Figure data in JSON
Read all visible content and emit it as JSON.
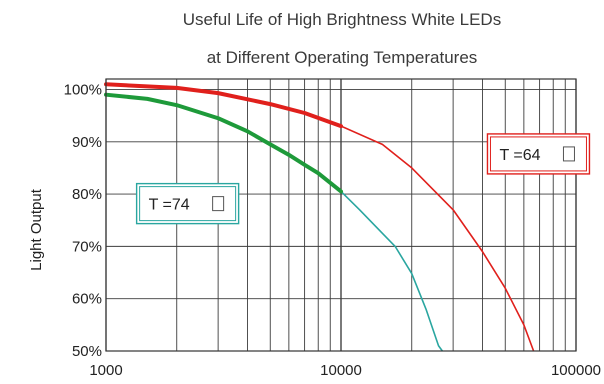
{
  "chart_data": {
    "type": "line",
    "title": "Useful Life of High Brightness White LEDs",
    "subtitle": "at Different Operating Temperatures",
    "xlabel": "",
    "ylabel": "Light Output",
    "x_scale": "log",
    "xlim": [
      1000,
      100000
    ],
    "ylim": [
      50,
      102
    ],
    "x_ticks": [
      1000,
      10000,
      100000
    ],
    "x_tick_labels": [
      "1000",
      "10000",
      "100000"
    ],
    "y_ticks": [
      50,
      60,
      70,
      80,
      90,
      100
    ],
    "y_tick_labels": [
      "50%",
      "60%",
      "70%",
      "80%",
      "90%",
      "100%"
    ],
    "grid": true,
    "series": [
      {
        "color": "#e0201c",
        "emphasized_until": 10000,
        "points": [
          [
            1000,
            101
          ],
          [
            2000,
            100.3
          ],
          [
            3000,
            99.3
          ],
          [
            5000,
            97.2
          ],
          [
            7000,
            95.5
          ],
          [
            10000,
            93
          ],
          [
            15000,
            89.5
          ],
          [
            20000,
            85
          ],
          [
            30000,
            77
          ],
          [
            40000,
            69
          ],
          [
            50000,
            62
          ],
          [
            60000,
            55
          ],
          [
            66000,
            50
          ]
        ]
      },
      {
        "color": "#1e9a3a",
        "line_color_after": "#2aa6a0",
        "emphasized_until": 10000,
        "points": [
          [
            1000,
            99
          ],
          [
            1500,
            98.2
          ],
          [
            2000,
            97
          ],
          [
            3000,
            94.5
          ],
          [
            4000,
            92
          ],
          [
            5000,
            89.5
          ],
          [
            6000,
            87.5
          ],
          [
            7000,
            85.6
          ],
          [
            8000,
            84
          ],
          [
            10000,
            80.5
          ],
          [
            12000,
            77
          ],
          [
            15000,
            72.5
          ],
          [
            17000,
            70
          ],
          [
            20000,
            64.8
          ],
          [
            23000,
            58
          ],
          [
            26000,
            51
          ],
          [
            27000,
            50
          ]
        ]
      }
    ],
    "annotations": [
      {
        "text": "T  =64",
        "series_index": 0,
        "box_color": "#e0201c",
        "anchor": [
          42000,
          91.5
        ]
      },
      {
        "text": "T  =74",
        "series_index": 1,
        "box_color": "#2aa6a0",
        "anchor": [
          1350,
          82
        ]
      }
    ]
  }
}
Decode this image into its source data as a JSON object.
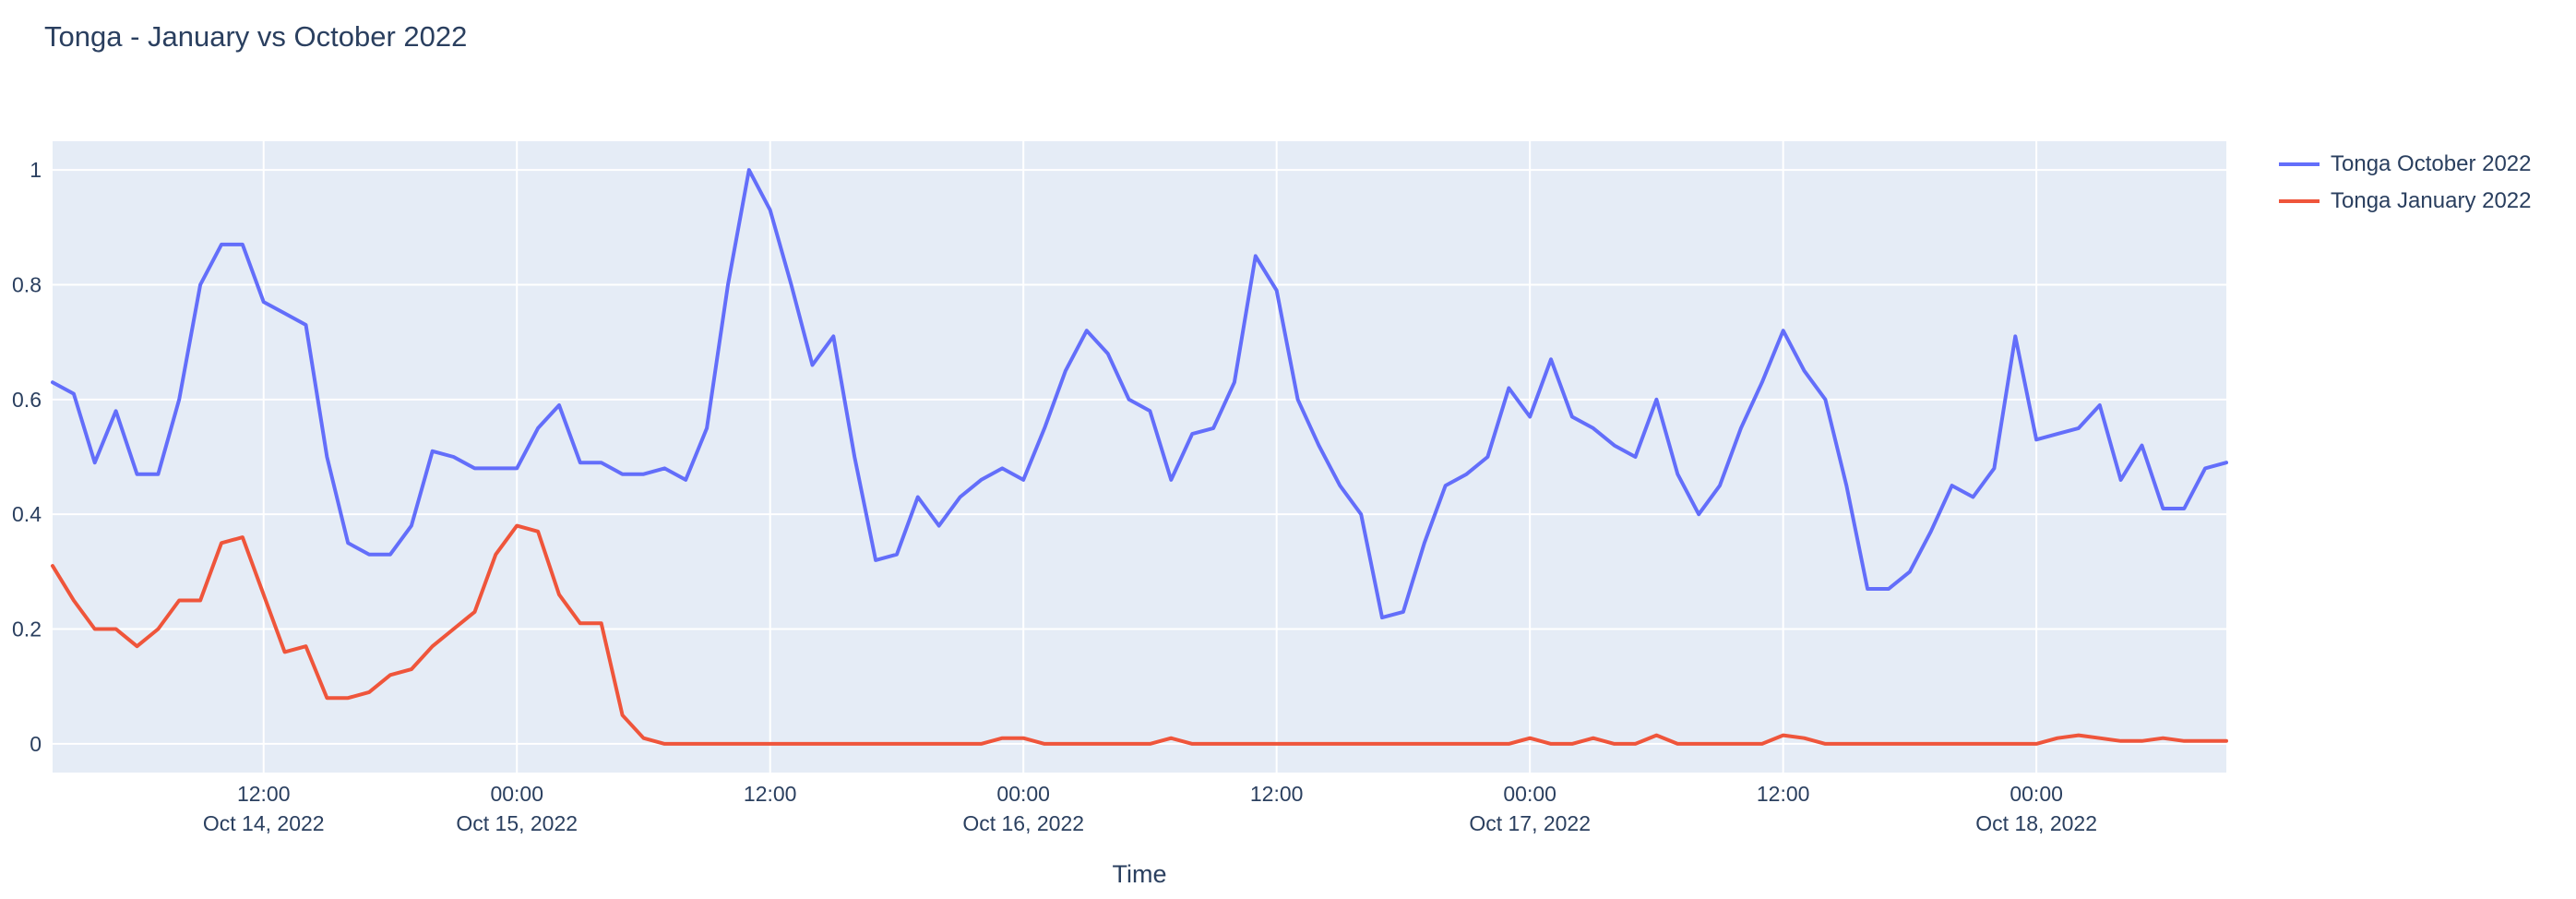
{
  "title": "Tonga - January vs October 2022",
  "colors": {
    "plot_bg": "#E5ECF6",
    "grid": "#FFFFFF",
    "text": "#2A3F5F",
    "series_october": "#636EFA",
    "series_january": "#EF553B"
  },
  "chart_data": {
    "type": "line",
    "title": "Tonga - January vs October 2022",
    "xlabel": "Time",
    "ylabel": "",
    "grid": true,
    "legend_position": "right-top-outside",
    "ylim": [
      -0.05,
      1.05
    ],
    "yticks": [
      {
        "value": 0,
        "label": "0"
      },
      {
        "value": 0.2,
        "label": "0.2"
      },
      {
        "value": 0.4,
        "label": "0.4"
      },
      {
        "value": 0.6,
        "label": "0.6"
      },
      {
        "value": 0.8,
        "label": "0.8"
      },
      {
        "value": 1,
        "label": "1"
      }
    ],
    "x_start_time": "2022-10-14 02:00",
    "x_step_hours": 1,
    "x_range_hours": [
      0,
      103
    ],
    "xticks": [
      {
        "hour": 10,
        "time": "12:00",
        "date": "Oct 14, 2022"
      },
      {
        "hour": 22,
        "time": "00:00",
        "date": "Oct 15, 2022"
      },
      {
        "hour": 34,
        "time": "12:00",
        "date": ""
      },
      {
        "hour": 46,
        "time": "00:00",
        "date": "Oct 16, 2022"
      },
      {
        "hour": 58,
        "time": "12:00",
        "date": ""
      },
      {
        "hour": 70,
        "time": "00:00",
        "date": "Oct 17, 2022"
      },
      {
        "hour": 82,
        "time": "12:00",
        "date": ""
      },
      {
        "hour": 94,
        "time": "00:00",
        "date": "Oct 18, 2022"
      }
    ],
    "series": [
      {
        "name": "Tonga October 2022",
        "color": "#636EFA",
        "values": [
          0.63,
          0.61,
          0.49,
          0.58,
          0.47,
          0.47,
          0.6,
          0.8,
          0.87,
          0.87,
          0.77,
          0.75,
          0.73,
          0.5,
          0.35,
          0.33,
          0.33,
          0.38,
          0.51,
          0.5,
          0.48,
          0.48,
          0.48,
          0.55,
          0.59,
          0.49,
          0.49,
          0.47,
          0.47,
          0.48,
          0.46,
          0.55,
          0.8,
          1.0,
          0.93,
          0.8,
          0.66,
          0.71,
          0.5,
          0.32,
          0.33,
          0.43,
          0.38,
          0.43,
          0.46,
          0.48,
          0.46,
          0.55,
          0.65,
          0.72,
          0.68,
          0.6,
          0.58,
          0.46,
          0.54,
          0.55,
          0.63,
          0.85,
          0.79,
          0.6,
          0.52,
          0.45,
          0.4,
          0.22,
          0.23,
          0.35,
          0.45,
          0.47,
          0.5,
          0.62,
          0.57,
          0.67,
          0.57,
          0.55,
          0.52,
          0.5,
          0.6,
          0.47,
          0.4,
          0.45,
          0.55,
          0.63,
          0.72,
          0.65,
          0.6,
          0.45,
          0.27,
          0.27,
          0.3,
          0.37,
          0.45,
          0.43,
          0.48,
          0.71,
          0.53,
          0.54,
          0.55,
          0.59,
          0.46,
          0.52,
          0.41,
          0.41,
          0.48,
          0.49
        ]
      },
      {
        "name": "Tonga January 2022",
        "color": "#EF553B",
        "values": [
          0.31,
          0.25,
          0.2,
          0.2,
          0.17,
          0.2,
          0.25,
          0.25,
          0.35,
          0.36,
          0.26,
          0.16,
          0.17,
          0.08,
          0.08,
          0.09,
          0.12,
          0.13,
          0.17,
          0.2,
          0.23,
          0.33,
          0.38,
          0.37,
          0.26,
          0.21,
          0.21,
          0.05,
          0.01,
          0.0,
          0.0,
          0.0,
          0.0,
          0.0,
          0.0,
          0.0,
          0.0,
          0.0,
          0.0,
          0.0,
          0.0,
          0.0,
          0.0,
          0.0,
          0.0,
          0.01,
          0.01,
          0.0,
          0.0,
          0.0,
          0.0,
          0.0,
          0.0,
          0.01,
          0.0,
          0.0,
          0.0,
          0.0,
          0.0,
          0.0,
          0.0,
          0.0,
          0.0,
          0.0,
          0.0,
          0.0,
          0.0,
          0.0,
          0.0,
          0.0,
          0.01,
          0.0,
          0.0,
          0.01,
          0.0,
          0.0,
          0.015,
          0.0,
          0.0,
          0.0,
          0.0,
          0.0,
          0.015,
          0.01,
          0.0,
          0.0,
          0.0,
          0.0,
          0.0,
          0.0,
          0.0,
          0.0,
          0.0,
          0.0,
          0.0,
          0.01,
          0.015,
          0.01,
          0.005,
          0.005,
          0.01,
          0.005,
          0.005,
          0.005
        ]
      }
    ]
  }
}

# Task prompt
Keep every word of the data as it is when you write it out, but drop the pictures.

# Response
Read all visible content and emit it as JSON.
{
  "chart_data": {
    "type": "line",
    "title": "Useful Life of High Brightness White LEDs",
    "subtitle": "at Different Operating Temperatures",
    "xlabel": "",
    "ylabel": "Light Output",
    "x_scale": "log",
    "xlim": [
      1000,
      100000
    ],
    "ylim": [
      50,
      102
    ],
    "x_ticks": [
      1000,
      10000,
      100000
    ],
    "x_tick_labels": [
      "1000",
      "10000",
      "100000"
    ],
    "y_ticks": [
      50,
      60,
      70,
      80,
      90,
      100
    ],
    "y_tick_labels": [
      "50%",
      "60%",
      "70%",
      "80%",
      "90%",
      "100%"
    ],
    "grid": true,
    "series": [
      {
        "color": "#e0201c",
        "emphasized_until": 10000,
        "points": [
          [
            1000,
            101
          ],
          [
            2000,
            100.3
          ],
          [
            3000,
            99.3
          ],
          [
            5000,
            97.2
          ],
          [
            7000,
            95.5
          ],
          [
            10000,
            93
          ],
          [
            15000,
            89.5
          ],
          [
            20000,
            85
          ],
          [
            30000,
            77
          ],
          [
            40000,
            69
          ],
          [
            50000,
            62
          ],
          [
            60000,
            55
          ],
          [
            66000,
            50
          ]
        ]
      },
      {
        "color": "#1e9a3a",
        "line_color_after": "#2aa6a0",
        "emphasized_until": 10000,
        "points": [
          [
            1000,
            99
          ],
          [
            1500,
            98.2
          ],
          [
            2000,
            97
          ],
          [
            3000,
            94.5
          ],
          [
            4000,
            92
          ],
          [
            5000,
            89.5
          ],
          [
            6000,
            87.5
          ],
          [
            7000,
            85.6
          ],
          [
            8000,
            84
          ],
          [
            10000,
            80.5
          ],
          [
            12000,
            77
          ],
          [
            15000,
            72.5
          ],
          [
            17000,
            70
          ],
          [
            20000,
            64.8
          ],
          [
            23000,
            58
          ],
          [
            26000,
            51
          ],
          [
            27000,
            50
          ]
        ]
      }
    ],
    "annotations": [
      {
        "text": "T  =64",
        "series_index": 0,
        "box_color": "#e0201c",
        "anchor": [
          42000,
          91.5
        ]
      },
      {
        "text": "T  =74",
        "series_index": 1,
        "box_color": "#2aa6a0",
        "anchor": [
          1350,
          82
        ]
      }
    ]
  }
}
Decode this image into its source data as a JSON object.
{
  "title": "Tonga - January vs October 2022",
  "colors": {
    "plot_bg": "#E5ECF6",
    "grid": "#FFFFFF",
    "text": "#2A3F5F",
    "series_october": "#636EFA",
    "series_january": "#EF553B"
  },
  "chart_data": {
    "type": "line",
    "title": "Tonga - January vs October 2022",
    "xlabel": "Time",
    "ylabel": "",
    "grid": true,
    "legend_position": "right-top-outside",
    "ylim": [
      -0.05,
      1.05
    ],
    "yticks": [
      {
        "value": 0,
        "label": "0"
      },
      {
        "value": 0.2,
        "label": "0.2"
      },
      {
        "value": 0.4,
        "label": "0.4"
      },
      {
        "value": 0.6,
        "label": "0.6"
      },
      {
        "value": 0.8,
        "label": "0.8"
      },
      {
        "value": 1,
        "label": "1"
      }
    ],
    "x_start_time": "2022-10-14 02:00",
    "x_step_hours": 1,
    "x_range_hours": [
      0,
      103
    ],
    "xticks": [
      {
        "hour": 10,
        "time": "12:00",
        "date": "Oct 14, 2022"
      },
      {
        "hour": 22,
        "time": "00:00",
        "date": "Oct 15, 2022"
      },
      {
        "hour": 34,
        "time": "12:00",
        "date": ""
      },
      {
        "hour": 46,
        "time": "00:00",
        "date": "Oct 16, 2022"
      },
      {
        "hour": 58,
        "time": "12:00",
        "date": ""
      },
      {
        "hour": 70,
        "time": "00:00",
        "date": "Oct 17, 2022"
      },
      {
        "hour": 82,
        "time": "12:00",
        "date": ""
      },
      {
        "hour": 94,
        "time": "00:00",
        "date": "Oct 18, 2022"
      }
    ],
    "series": [
      {
        "name": "Tonga October 2022",
        "color": "#636EFA",
        "values": [
          0.63,
          0.61,
          0.49,
          0.58,
          0.47,
          0.47,
          0.6,
          0.8,
          0.87,
          0.87,
          0.77,
          0.75,
          0.73,
          0.5,
          0.35,
          0.33,
          0.33,
          0.38,
          0.51,
          0.5,
          0.48,
          0.48,
          0.48,
          0.55,
          0.59,
          0.49,
          0.49,
          0.47,
          0.47,
          0.48,
          0.46,
          0.55,
          0.8,
          1.0,
          0.93,
          0.8,
          0.66,
          0.71,
          0.5,
          0.32,
          0.33,
          0.43,
          0.38,
          0.43,
          0.46,
          0.48,
          0.46,
          0.55,
          0.65,
          0.72,
          0.68,
          0.6,
          0.58,
          0.46,
          0.54,
          0.55,
          0.63,
          0.85,
          0.79,
          0.6,
          0.52,
          0.45,
          0.4,
          0.22,
          0.23,
          0.35,
          0.45,
          0.47,
          0.5,
          0.62,
          0.57,
          0.67,
          0.57,
          0.55,
          0.52,
          0.5,
          0.6,
          0.47,
          0.4,
          0.45,
          0.55,
          0.63,
          0.72,
          0.65,
          0.6,
          0.45,
          0.27,
          0.27,
          0.3,
          0.37,
          0.45,
          0.43,
          0.48,
          0.71,
          0.53,
          0.54,
          0.55,
          0.59,
          0.46,
          0.52,
          0.41,
          0.41,
          0.48,
          0.49
        ]
      },
      {
        "name": "Tonga January 2022",
        "color": "#EF553B",
        "values": [
          0.31,
          0.25,
          0.2,
          0.2,
          0.17,
          0.2,
          0.25,
          0.25,
          0.35,
          0.36,
          0.26,
          0.16,
          0.17,
          0.08,
          0.08,
          0.09,
          0.12,
          0.13,
          0.17,
          0.2,
          0.23,
          0.33,
          0.38,
          0.37,
          0.26,
          0.21,
          0.21,
          0.05,
          0.01,
          0.0,
          0.0,
          0.0,
          0.0,
          0.0,
          0.0,
          0.0,
          0.0,
          0.0,
          0.0,
          0.0,
          0.0,
          0.0,
          0.0,
          0.0,
          0.0,
          0.01,
          0.01,
          0.0,
          0.0,
          0.0,
          0.0,
          0.0,
          0.0,
          0.01,
          0.0,
          0.0,
          0.0,
          0.0,
          0.0,
          0.0,
          0.0,
          0.0,
          0.0,
          0.0,
          0.0,
          0.0,
          0.0,
          0.0,
          0.0,
          0.0,
          0.01,
          0.0,
          0.0,
          0.01,
          0.0,
          0.0,
          0.015,
          0.0,
          0.0,
          0.0,
          0.0,
          0.0,
          0.015,
          0.01,
          0.0,
          0.0,
          0.0,
          0.0,
          0.0,
          0.0,
          0.0,
          0.0,
          0.0,
          0.0,
          0.0,
          0.01,
          0.015,
          0.01,
          0.005,
          0.005,
          0.01,
          0.005,
          0.005,
          0.005
        ]
      }
    ]
  }
}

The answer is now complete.